> [Exercise requirements] Work through the records below and tally every line containing "median". Reply with the total alone.

> [Data for the task]

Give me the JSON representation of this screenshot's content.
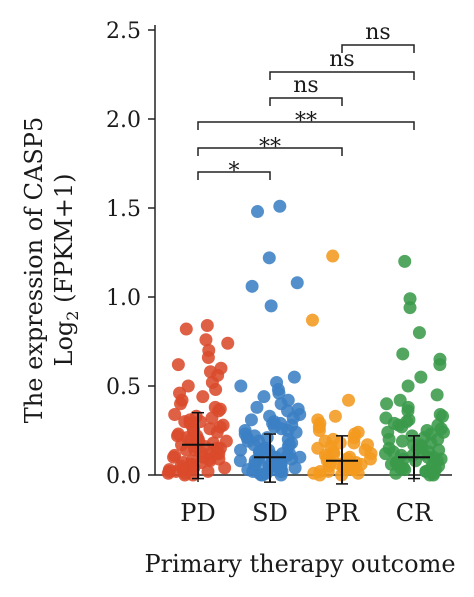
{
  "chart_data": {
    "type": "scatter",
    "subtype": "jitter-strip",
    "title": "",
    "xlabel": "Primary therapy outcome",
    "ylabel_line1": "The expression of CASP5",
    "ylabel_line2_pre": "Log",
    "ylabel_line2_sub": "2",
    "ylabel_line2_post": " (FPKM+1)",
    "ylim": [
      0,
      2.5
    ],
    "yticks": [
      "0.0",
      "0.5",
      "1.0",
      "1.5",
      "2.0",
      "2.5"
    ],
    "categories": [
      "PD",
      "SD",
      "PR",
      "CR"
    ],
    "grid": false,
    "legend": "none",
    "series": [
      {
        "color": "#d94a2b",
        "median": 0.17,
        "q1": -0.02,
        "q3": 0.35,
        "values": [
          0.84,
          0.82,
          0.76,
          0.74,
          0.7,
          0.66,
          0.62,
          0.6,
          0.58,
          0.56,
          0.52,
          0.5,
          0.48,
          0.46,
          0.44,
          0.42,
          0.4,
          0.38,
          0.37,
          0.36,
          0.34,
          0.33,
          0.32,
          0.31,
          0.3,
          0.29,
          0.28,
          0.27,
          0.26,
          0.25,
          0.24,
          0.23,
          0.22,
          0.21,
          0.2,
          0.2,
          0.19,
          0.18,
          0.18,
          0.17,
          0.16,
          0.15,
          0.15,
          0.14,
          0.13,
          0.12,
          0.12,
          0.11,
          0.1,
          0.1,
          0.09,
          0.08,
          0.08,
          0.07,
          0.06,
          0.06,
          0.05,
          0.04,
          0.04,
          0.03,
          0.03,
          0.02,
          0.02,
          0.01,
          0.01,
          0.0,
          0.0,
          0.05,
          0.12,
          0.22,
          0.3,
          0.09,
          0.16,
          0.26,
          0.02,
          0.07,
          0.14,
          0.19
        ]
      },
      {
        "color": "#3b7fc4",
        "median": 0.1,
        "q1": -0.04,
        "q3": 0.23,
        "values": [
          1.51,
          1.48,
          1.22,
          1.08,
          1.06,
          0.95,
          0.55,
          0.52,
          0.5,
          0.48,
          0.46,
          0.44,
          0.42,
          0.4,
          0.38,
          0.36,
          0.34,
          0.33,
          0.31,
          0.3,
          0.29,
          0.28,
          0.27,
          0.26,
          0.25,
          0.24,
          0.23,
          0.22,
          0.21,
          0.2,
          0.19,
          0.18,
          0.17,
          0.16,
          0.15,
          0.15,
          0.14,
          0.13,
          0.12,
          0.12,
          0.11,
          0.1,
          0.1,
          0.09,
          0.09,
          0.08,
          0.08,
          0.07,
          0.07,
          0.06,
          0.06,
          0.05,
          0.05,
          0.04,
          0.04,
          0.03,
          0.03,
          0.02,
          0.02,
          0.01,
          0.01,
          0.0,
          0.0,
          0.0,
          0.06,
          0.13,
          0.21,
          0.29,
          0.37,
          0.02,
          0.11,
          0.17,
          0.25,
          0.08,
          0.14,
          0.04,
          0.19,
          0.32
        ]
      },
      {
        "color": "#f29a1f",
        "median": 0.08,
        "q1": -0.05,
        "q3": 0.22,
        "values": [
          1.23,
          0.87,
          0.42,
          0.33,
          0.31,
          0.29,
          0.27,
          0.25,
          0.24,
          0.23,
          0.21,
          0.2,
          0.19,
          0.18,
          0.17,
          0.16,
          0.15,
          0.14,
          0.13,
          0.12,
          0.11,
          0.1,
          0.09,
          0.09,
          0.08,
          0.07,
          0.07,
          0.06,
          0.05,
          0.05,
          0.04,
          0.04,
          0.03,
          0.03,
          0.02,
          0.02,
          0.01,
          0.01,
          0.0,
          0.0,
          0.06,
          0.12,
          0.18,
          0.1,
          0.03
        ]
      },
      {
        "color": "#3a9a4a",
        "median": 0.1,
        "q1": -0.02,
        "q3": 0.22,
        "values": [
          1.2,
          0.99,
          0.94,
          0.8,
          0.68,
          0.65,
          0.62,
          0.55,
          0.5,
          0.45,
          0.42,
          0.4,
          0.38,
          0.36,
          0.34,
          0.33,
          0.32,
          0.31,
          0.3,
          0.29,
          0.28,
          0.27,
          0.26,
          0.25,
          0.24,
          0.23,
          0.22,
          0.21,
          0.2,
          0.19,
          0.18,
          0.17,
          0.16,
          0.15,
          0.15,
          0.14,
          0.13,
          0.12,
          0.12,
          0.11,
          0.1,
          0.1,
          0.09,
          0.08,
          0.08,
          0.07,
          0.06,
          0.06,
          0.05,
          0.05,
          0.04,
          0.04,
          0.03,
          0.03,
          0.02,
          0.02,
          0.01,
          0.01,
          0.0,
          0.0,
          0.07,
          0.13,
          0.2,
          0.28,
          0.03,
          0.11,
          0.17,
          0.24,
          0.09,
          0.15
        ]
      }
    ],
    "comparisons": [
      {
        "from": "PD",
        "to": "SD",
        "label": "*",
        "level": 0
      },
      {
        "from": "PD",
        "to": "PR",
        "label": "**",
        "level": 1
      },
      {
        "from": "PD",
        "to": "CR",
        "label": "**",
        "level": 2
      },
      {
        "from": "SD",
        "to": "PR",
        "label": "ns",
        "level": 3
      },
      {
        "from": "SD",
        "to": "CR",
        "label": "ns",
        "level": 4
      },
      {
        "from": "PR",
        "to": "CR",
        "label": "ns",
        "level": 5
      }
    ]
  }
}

> [Solution to the problem] 4